- Aim of the task:
Your answer should be each line of the entries that contains the word "growing", copied in full.

Dataset records of page text
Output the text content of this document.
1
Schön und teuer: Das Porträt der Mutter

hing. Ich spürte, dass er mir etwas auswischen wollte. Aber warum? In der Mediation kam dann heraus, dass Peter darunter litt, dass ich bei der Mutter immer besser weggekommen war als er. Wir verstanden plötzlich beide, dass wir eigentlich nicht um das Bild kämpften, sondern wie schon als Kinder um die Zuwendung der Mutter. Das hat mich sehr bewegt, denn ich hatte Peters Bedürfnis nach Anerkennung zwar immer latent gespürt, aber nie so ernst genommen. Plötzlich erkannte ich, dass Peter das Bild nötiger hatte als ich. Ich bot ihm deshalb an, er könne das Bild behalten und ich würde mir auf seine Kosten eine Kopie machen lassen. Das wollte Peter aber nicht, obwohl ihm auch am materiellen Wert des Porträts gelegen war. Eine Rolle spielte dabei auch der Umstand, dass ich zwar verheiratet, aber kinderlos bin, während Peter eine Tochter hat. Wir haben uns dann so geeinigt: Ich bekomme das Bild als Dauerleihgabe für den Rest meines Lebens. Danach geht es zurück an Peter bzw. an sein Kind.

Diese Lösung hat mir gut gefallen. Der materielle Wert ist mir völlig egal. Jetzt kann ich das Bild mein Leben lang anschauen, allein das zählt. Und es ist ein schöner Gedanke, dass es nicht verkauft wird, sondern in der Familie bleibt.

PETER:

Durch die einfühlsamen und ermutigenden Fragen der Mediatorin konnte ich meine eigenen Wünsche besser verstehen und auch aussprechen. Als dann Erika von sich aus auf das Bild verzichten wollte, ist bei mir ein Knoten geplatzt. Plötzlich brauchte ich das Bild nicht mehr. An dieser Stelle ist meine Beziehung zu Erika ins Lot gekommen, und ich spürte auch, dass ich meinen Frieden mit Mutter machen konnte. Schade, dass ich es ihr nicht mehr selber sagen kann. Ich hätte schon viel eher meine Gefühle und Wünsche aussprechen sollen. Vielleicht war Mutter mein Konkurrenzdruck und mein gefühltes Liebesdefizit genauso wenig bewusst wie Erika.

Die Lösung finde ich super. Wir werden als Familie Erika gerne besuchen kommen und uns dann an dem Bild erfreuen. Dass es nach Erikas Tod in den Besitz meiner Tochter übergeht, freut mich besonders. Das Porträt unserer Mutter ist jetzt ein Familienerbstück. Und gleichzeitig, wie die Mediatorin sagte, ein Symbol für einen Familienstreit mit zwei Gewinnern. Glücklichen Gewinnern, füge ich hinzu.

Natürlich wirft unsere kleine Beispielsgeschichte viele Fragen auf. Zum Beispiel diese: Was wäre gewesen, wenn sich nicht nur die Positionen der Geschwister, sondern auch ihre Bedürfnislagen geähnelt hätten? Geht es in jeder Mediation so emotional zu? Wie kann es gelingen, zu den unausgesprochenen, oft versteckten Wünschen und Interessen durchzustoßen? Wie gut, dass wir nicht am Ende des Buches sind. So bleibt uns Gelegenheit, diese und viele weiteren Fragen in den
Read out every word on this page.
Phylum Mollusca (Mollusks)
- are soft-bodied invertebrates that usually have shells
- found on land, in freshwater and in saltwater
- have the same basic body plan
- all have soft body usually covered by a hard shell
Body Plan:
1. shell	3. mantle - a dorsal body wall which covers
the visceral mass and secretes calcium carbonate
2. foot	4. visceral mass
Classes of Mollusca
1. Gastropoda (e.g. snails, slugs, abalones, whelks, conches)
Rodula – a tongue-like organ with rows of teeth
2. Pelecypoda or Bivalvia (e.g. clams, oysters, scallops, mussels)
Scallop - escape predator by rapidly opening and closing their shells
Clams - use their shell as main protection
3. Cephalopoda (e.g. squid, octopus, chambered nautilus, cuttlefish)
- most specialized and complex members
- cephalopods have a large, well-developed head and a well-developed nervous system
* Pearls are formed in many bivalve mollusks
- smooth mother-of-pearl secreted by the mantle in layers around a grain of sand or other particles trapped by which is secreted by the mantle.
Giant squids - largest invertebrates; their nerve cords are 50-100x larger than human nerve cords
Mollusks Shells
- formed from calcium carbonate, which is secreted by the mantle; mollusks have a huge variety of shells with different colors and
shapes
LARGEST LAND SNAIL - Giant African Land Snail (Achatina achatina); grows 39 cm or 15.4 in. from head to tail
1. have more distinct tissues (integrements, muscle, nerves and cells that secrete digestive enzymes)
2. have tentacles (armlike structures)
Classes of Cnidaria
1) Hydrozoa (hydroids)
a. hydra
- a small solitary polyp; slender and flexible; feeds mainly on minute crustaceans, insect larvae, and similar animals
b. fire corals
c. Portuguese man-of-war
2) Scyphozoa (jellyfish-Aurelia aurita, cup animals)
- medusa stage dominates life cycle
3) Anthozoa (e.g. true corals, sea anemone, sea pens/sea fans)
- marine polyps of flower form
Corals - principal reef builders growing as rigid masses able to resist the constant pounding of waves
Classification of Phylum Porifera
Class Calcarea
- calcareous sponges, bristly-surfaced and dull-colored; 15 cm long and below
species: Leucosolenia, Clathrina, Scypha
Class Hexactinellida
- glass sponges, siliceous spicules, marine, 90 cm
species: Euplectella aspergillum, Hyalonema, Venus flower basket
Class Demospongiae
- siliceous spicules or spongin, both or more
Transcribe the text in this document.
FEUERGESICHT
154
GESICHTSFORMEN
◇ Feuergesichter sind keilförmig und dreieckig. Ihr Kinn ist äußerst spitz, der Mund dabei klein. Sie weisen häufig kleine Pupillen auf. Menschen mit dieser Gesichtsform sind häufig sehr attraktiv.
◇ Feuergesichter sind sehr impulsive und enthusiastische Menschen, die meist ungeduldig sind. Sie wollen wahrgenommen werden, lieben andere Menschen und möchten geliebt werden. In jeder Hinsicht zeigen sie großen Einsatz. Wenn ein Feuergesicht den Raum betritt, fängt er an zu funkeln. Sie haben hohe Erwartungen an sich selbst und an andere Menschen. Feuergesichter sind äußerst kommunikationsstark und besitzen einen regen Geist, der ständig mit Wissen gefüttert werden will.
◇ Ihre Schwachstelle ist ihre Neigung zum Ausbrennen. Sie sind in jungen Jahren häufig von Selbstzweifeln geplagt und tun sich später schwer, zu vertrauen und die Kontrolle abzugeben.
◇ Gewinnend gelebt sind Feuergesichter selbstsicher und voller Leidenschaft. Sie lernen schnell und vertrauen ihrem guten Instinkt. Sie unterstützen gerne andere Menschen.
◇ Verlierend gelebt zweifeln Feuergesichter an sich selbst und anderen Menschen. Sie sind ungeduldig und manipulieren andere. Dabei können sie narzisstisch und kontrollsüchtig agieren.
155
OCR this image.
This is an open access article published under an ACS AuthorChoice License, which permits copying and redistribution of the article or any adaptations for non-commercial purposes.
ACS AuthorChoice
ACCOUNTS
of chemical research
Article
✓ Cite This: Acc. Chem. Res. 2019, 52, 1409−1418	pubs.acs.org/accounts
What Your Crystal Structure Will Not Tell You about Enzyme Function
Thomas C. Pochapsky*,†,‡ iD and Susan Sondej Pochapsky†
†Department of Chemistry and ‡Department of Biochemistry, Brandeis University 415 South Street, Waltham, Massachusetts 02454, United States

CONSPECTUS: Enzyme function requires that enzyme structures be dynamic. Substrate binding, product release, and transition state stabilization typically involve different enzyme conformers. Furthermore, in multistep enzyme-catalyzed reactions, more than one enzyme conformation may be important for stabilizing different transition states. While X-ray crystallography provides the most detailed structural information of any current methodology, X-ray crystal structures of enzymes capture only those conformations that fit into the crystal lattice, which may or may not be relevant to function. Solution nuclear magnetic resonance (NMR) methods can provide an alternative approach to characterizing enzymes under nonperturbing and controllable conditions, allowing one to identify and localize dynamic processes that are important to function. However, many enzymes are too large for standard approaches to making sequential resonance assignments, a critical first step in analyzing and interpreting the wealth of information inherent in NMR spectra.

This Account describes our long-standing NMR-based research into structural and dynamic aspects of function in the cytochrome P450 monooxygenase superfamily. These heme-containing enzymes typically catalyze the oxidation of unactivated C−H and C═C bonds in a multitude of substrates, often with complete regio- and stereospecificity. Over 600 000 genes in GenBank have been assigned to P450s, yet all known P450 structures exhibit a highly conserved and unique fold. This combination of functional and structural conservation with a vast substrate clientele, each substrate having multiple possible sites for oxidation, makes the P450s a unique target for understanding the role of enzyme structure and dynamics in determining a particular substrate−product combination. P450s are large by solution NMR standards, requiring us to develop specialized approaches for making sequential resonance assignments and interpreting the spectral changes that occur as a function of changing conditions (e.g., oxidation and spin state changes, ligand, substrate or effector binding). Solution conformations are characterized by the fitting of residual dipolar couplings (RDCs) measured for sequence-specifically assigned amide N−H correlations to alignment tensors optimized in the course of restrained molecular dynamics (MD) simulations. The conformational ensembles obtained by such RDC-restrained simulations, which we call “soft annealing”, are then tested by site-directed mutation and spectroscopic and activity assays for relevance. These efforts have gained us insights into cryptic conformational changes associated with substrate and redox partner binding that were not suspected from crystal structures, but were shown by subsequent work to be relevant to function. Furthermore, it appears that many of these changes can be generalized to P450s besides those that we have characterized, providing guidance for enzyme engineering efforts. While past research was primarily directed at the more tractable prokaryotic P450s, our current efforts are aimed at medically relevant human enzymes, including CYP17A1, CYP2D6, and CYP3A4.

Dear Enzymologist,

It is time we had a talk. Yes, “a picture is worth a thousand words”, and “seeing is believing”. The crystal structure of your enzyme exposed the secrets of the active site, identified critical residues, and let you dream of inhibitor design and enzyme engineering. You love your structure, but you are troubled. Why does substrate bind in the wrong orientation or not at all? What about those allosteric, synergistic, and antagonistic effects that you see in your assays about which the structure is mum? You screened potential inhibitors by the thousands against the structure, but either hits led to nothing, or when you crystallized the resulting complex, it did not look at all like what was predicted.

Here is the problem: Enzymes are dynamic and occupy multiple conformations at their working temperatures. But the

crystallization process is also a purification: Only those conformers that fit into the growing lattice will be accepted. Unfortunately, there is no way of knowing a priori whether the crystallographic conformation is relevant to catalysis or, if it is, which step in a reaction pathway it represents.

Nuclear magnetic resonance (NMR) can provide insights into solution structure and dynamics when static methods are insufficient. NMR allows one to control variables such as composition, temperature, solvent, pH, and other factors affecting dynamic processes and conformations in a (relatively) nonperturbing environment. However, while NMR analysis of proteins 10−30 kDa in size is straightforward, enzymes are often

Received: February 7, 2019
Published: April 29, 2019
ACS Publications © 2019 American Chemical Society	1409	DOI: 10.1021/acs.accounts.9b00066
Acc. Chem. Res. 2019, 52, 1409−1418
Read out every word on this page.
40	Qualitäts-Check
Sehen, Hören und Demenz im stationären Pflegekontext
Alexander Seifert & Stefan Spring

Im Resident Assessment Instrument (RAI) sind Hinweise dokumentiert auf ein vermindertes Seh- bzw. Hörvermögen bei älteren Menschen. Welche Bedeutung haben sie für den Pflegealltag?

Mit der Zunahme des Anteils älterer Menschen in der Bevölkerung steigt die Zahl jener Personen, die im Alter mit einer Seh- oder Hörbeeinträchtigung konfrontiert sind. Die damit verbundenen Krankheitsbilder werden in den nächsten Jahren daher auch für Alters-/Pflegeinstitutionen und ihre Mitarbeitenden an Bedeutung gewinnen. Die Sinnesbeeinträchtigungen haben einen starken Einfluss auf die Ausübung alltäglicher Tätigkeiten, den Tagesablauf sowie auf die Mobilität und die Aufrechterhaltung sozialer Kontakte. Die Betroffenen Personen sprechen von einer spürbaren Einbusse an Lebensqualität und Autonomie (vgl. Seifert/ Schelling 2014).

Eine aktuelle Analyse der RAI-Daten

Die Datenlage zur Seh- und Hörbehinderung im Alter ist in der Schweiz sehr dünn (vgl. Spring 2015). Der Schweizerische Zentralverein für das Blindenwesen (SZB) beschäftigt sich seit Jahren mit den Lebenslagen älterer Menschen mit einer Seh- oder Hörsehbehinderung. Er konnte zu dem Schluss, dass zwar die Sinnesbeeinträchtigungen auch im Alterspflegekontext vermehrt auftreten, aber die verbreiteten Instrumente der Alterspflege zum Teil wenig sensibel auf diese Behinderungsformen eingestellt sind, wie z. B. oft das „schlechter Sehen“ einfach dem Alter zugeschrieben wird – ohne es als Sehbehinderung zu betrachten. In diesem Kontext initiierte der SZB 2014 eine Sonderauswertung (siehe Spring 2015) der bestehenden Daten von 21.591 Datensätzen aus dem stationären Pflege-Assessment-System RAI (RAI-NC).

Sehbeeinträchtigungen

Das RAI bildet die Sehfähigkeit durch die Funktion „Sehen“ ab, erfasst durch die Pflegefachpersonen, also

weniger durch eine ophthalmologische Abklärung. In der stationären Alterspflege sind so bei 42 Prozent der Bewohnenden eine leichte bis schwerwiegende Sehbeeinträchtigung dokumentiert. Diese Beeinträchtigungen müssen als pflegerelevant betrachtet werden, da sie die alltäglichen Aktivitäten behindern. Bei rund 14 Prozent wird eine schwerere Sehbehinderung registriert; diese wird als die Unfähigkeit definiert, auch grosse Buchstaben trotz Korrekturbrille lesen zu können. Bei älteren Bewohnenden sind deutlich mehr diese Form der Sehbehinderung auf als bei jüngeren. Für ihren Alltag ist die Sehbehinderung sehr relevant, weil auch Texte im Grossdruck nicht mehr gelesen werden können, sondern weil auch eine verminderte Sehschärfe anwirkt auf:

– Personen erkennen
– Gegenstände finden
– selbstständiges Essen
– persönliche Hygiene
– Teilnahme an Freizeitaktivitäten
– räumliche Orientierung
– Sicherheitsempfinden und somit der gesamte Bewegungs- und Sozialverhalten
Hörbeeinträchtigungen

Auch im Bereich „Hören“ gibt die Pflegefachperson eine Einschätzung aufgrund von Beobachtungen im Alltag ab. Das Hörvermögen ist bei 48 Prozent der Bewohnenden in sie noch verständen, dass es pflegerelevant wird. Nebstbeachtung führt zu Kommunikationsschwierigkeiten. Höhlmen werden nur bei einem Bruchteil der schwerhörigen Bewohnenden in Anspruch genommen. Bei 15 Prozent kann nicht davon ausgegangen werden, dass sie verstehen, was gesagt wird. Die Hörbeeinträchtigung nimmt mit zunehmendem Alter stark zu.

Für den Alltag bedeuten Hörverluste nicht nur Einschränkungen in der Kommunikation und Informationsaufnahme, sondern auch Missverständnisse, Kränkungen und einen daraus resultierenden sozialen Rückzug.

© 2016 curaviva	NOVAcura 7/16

- Solution to this task:
Corals - principal reef builders growing as rigid masses able to resist the constant pounding of waves
crystallization process is also a purification: Only those conformers that fit into the growing lattice will be accepted. Unfortunately, there is no way of knowing a priori whether the crystallographic conformation is relevant to catalysis or, if it is, which step in a reaction pathway it represents.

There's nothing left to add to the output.